Data section =>
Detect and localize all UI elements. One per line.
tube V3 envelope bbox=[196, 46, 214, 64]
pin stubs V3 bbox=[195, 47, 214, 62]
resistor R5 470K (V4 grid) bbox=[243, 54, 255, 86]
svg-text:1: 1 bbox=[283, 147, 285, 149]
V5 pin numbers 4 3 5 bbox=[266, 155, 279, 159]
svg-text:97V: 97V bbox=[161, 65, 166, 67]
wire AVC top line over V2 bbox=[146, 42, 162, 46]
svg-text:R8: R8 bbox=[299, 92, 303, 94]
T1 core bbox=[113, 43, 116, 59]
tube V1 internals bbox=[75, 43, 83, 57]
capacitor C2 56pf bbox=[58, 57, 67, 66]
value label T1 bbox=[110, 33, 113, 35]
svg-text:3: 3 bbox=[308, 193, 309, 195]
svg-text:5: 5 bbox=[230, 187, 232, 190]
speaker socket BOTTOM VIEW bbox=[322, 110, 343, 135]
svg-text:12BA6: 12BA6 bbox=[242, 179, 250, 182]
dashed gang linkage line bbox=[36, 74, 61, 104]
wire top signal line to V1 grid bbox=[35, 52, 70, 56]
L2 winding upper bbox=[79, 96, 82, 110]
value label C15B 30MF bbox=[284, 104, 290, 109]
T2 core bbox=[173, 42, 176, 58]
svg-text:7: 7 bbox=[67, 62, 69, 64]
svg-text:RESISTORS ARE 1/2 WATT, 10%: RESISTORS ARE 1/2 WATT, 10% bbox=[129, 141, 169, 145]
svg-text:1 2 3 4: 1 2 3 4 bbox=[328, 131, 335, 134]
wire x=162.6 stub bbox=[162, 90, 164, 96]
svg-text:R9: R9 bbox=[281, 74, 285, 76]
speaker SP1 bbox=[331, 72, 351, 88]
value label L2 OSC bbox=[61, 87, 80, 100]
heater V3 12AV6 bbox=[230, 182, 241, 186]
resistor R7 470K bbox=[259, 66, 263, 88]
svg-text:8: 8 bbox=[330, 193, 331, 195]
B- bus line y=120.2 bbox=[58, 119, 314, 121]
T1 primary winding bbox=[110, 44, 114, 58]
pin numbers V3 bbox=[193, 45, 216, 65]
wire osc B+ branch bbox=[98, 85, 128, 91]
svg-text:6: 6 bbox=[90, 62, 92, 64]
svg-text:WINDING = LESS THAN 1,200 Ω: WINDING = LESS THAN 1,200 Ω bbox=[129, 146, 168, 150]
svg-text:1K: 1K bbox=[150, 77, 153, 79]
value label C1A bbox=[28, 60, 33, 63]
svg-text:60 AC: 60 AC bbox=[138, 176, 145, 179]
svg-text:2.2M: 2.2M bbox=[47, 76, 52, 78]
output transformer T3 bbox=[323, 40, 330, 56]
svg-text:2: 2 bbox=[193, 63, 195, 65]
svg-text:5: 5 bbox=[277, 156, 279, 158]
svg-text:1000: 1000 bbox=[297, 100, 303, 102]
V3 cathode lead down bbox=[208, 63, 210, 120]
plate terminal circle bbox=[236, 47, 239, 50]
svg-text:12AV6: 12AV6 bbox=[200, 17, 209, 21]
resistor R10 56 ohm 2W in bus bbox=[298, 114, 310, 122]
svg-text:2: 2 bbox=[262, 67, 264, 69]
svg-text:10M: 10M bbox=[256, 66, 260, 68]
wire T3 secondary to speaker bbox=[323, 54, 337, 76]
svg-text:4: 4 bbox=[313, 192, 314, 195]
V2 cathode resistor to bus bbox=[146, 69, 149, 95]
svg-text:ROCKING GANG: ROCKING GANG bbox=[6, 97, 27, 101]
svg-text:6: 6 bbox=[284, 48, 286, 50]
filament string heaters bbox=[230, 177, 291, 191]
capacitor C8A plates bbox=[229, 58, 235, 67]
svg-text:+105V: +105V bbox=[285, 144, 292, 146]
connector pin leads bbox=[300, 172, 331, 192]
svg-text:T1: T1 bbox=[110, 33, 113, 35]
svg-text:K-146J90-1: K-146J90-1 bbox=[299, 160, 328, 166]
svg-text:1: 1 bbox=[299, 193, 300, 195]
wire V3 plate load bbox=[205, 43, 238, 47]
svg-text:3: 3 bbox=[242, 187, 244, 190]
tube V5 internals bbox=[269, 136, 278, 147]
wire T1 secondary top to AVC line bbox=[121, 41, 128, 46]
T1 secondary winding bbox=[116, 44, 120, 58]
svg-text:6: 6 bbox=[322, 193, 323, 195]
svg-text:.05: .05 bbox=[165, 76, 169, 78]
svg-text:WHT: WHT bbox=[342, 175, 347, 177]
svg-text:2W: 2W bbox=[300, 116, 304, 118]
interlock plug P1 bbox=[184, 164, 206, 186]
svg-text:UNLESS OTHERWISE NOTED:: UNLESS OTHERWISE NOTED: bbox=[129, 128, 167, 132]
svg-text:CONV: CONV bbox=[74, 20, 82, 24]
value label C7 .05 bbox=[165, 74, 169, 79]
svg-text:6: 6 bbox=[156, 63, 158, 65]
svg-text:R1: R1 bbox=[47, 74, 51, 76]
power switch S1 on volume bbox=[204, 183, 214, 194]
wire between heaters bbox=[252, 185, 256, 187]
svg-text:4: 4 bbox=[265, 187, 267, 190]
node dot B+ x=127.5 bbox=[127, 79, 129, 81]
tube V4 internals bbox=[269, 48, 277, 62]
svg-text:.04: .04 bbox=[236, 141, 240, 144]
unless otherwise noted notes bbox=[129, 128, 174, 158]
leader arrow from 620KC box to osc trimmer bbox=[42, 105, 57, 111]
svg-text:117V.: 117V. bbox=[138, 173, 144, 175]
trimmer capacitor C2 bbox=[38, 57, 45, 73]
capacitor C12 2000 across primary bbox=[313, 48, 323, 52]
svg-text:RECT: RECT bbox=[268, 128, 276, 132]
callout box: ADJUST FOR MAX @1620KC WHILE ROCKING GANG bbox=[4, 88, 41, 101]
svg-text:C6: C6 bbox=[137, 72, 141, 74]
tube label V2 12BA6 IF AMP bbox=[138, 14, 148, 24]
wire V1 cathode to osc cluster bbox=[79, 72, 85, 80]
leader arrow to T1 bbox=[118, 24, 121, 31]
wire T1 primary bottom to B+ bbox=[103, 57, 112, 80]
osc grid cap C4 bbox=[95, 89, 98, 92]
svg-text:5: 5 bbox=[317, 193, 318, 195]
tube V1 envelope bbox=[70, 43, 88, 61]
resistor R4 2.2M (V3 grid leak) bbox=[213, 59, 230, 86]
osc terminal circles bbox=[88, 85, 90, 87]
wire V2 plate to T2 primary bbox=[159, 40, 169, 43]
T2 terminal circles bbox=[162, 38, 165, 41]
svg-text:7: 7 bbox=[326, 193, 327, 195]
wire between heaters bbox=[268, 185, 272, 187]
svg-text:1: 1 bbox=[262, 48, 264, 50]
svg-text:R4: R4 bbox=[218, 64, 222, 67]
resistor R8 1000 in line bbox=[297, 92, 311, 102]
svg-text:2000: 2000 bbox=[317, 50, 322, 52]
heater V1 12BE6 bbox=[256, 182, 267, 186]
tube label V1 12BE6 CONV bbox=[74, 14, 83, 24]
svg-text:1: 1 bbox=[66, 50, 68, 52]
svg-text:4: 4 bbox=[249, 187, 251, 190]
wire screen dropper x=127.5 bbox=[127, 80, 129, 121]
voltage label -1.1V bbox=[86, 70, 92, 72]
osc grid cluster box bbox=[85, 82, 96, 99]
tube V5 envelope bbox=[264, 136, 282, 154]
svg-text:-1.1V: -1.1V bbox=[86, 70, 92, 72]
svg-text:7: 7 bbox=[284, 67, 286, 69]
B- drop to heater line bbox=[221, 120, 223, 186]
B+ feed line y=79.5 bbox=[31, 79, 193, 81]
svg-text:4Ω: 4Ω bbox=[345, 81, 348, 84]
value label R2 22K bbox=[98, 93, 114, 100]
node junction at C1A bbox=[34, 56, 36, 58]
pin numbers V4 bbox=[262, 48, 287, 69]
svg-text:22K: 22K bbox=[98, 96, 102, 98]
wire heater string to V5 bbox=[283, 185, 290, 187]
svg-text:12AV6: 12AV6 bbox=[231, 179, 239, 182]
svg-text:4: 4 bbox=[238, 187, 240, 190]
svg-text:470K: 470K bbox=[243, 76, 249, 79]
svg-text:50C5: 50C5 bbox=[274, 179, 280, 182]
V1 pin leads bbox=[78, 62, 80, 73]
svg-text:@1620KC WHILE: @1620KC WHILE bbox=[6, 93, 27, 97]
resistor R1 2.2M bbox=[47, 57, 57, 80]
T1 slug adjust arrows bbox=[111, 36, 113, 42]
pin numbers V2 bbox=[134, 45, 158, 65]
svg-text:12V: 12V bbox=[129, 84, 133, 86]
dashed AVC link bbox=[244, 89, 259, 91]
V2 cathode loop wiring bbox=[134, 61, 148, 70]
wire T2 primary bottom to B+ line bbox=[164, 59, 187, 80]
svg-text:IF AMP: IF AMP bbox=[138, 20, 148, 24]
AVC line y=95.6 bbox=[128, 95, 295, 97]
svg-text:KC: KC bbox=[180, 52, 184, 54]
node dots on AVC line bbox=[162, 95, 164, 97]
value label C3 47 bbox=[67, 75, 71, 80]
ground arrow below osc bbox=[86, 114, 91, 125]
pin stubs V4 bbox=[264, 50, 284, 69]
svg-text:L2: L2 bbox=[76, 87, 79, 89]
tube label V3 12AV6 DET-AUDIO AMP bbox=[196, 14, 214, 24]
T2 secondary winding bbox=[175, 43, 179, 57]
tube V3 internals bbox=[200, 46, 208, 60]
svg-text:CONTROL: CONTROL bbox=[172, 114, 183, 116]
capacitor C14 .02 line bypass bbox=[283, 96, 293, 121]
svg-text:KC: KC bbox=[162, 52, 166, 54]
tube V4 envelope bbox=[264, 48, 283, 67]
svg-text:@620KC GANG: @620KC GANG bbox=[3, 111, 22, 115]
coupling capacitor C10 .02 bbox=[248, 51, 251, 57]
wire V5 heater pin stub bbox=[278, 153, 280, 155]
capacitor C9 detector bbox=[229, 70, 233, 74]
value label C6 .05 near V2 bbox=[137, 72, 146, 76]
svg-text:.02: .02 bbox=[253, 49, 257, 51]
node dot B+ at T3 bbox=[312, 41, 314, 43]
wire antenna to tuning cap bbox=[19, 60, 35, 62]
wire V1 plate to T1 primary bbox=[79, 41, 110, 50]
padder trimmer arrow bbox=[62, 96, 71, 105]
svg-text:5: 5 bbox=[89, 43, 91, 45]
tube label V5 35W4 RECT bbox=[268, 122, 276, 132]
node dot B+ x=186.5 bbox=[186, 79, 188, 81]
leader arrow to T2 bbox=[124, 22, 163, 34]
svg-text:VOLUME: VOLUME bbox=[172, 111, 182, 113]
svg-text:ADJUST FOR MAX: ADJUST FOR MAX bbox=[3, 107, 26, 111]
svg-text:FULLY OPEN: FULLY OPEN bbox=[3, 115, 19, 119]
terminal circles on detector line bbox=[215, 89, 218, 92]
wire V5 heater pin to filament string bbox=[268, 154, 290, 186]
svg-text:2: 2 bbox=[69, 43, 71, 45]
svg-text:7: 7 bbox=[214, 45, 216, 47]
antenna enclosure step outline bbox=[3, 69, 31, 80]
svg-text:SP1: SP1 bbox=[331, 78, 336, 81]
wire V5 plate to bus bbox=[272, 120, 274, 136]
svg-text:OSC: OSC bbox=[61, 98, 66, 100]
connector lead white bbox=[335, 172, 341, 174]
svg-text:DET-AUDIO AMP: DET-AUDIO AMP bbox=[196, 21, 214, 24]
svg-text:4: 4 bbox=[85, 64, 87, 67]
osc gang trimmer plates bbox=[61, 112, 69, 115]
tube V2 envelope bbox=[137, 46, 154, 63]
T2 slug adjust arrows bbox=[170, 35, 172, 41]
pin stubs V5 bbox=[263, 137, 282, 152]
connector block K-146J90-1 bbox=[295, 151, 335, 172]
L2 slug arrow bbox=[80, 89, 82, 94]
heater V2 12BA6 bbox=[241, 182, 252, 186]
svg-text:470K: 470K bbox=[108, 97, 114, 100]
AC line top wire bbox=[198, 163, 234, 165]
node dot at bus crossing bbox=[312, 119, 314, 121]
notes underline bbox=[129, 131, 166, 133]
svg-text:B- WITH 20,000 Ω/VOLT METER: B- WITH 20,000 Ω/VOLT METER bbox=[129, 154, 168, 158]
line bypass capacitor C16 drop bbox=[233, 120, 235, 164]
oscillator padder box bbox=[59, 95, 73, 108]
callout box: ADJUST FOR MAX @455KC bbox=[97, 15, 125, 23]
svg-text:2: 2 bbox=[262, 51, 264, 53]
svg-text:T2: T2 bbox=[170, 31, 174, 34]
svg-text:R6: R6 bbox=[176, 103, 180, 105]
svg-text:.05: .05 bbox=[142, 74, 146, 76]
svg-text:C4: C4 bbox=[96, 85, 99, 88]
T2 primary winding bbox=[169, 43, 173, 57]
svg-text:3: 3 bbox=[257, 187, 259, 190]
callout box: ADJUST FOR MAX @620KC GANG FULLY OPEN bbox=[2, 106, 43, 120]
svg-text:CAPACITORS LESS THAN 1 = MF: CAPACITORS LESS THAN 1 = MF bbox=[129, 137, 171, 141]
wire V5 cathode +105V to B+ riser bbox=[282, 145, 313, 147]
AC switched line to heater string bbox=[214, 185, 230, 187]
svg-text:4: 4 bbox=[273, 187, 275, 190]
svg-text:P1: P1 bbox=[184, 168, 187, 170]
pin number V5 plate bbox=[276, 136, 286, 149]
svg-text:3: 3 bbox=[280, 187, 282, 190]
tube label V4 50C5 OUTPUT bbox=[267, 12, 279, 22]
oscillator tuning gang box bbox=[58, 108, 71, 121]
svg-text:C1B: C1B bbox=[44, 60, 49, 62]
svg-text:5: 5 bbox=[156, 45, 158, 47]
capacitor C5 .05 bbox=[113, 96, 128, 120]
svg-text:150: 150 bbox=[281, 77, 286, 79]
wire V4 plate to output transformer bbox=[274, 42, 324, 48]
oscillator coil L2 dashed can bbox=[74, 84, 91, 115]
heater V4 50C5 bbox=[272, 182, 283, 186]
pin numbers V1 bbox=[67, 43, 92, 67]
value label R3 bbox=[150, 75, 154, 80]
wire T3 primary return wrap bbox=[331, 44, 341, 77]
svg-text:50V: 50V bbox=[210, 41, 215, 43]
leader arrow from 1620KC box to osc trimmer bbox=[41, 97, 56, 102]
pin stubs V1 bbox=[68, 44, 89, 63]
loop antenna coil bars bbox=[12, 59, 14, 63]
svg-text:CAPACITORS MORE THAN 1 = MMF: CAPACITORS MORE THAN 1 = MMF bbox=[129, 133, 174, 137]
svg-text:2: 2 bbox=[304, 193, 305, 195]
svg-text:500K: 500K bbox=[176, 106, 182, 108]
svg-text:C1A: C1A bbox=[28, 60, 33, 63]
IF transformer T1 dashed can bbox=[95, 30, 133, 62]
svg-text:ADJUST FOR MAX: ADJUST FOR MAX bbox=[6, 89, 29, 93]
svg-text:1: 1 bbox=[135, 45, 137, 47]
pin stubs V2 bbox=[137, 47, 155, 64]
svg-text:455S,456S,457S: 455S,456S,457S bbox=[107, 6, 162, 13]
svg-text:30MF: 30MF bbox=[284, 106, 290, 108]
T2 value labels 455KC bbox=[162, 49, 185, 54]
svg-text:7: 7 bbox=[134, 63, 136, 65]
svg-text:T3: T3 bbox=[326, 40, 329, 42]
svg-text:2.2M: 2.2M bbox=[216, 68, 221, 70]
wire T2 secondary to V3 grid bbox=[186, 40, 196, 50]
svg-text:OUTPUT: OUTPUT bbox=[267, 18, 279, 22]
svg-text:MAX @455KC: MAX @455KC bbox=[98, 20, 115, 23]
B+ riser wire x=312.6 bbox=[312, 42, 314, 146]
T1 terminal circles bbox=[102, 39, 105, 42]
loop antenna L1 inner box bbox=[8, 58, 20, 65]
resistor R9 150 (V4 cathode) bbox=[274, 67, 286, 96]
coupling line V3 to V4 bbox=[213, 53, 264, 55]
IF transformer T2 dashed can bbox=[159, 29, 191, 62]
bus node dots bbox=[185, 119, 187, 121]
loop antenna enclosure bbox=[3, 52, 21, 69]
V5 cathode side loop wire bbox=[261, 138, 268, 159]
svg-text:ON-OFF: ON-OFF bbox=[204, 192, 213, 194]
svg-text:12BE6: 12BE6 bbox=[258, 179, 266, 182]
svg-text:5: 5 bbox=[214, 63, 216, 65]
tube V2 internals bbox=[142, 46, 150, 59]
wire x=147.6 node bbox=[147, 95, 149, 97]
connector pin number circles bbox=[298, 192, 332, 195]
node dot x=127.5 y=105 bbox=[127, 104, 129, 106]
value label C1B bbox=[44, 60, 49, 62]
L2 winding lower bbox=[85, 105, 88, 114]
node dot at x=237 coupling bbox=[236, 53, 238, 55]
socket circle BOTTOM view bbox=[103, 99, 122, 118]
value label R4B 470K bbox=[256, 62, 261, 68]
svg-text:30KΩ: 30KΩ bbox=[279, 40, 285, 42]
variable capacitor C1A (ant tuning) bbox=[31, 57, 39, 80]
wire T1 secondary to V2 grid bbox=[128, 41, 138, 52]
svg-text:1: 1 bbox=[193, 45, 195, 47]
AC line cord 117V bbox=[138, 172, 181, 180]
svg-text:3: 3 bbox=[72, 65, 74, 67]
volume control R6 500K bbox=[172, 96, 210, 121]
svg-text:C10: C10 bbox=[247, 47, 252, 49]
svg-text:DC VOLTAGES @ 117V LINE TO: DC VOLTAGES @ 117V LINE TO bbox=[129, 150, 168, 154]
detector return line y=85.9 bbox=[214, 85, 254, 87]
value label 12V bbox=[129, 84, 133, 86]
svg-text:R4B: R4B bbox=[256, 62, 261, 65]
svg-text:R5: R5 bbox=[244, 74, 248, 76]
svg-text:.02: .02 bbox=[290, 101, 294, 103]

Challenge => Please turn the records, from the start up to and including the line with "heater V3 12AV6 bbox=[230, 182, 241, 186]", into a Markdown table with the columns Row and Line, numbering each row and leaving out any blank lines.

Response to this exercise =>
| Row | Line |
|---|---|
| 1 | Detect and localize all UI elements. One per line. |
| 2 | tube V3 envelope bbox=[196, 46, 214, 64] |
| 3 | pin stubs V3 bbox=[195, 47, 214, 62] |
| 4 | resistor R5 470K (V4 grid) bbox=[243, 54, 255, 86] |
| 5 | svg-text:1: 1 bbox=[283, 147, 285, 149] |
| 6 | V5 pin numbers 4 3 5 bbox=[266, 155, 279, 159] |
| 7 | svg-text:97V: 97V bbox=[161, 65, 166, 67] |
| 8 | wire AVC top line over V2 bbox=[146, 42, 162, 46] |
| 9 | svg-text:R8: R8 bbox=[299, 92, 303, 94] |
| 10 | T1 core bbox=[113, 43, 116, 59] |
| 11 | tube V1 internals bbox=[75, 43, 83, 57] |
| 12 | capacitor C2 56pf bbox=[58, 57, 67, 66] |
| 13 | value label T1 bbox=[110, 33, 113, 35] |
| 14 | svg-text:3: 3 bbox=[308, 193, 309, 195] |
| 15 | svg-text:5: 5 bbox=[230, 187, 232, 190] |
| 16 | speaker socket BOTTOM VIEW bbox=[322, 110, 343, 135] |
| 17 | svg-text:12BA6: 12BA6 bbox=[242, 179, 250, 182] |
| 18 | dashed gang linkage line bbox=[36, 74, 61, 104] |
| 19 | wire top signal line to V1 grid bbox=[35, 52, 70, 56] |
| 20 | L2 winding upper bbox=[79, 96, 82, 110] |
| 21 | value label C15B 30MF bbox=[284, 104, 290, 109] |
| 22 | T2 core bbox=[173, 42, 176, 58] |
| 23 | svg-text:7: 7 bbox=[67, 62, 69, 64] |
| 24 | svg-text:RESISTORS ARE 1/2 WATT, 10%: RESISTORS ARE 1/2 WATT, 10% bbox=[129, 141, 169, 145] |
| 25 | svg-text:1 2 3 4: 1 2 3 4 bbox=[328, 131, 335, 134] |
| 26 | wire x=162.6 stub bbox=[162, 90, 164, 96] |
| 27 | svg-text:R9: R9 bbox=[281, 74, 285, 76] |
| 28 | speaker SP1 bbox=[331, 72, 351, 88] |
| 29 | value label L2 OSC bbox=[61, 87, 80, 100] |
| 30 | heater V3 12AV6 bbox=[230, 182, 241, 186] |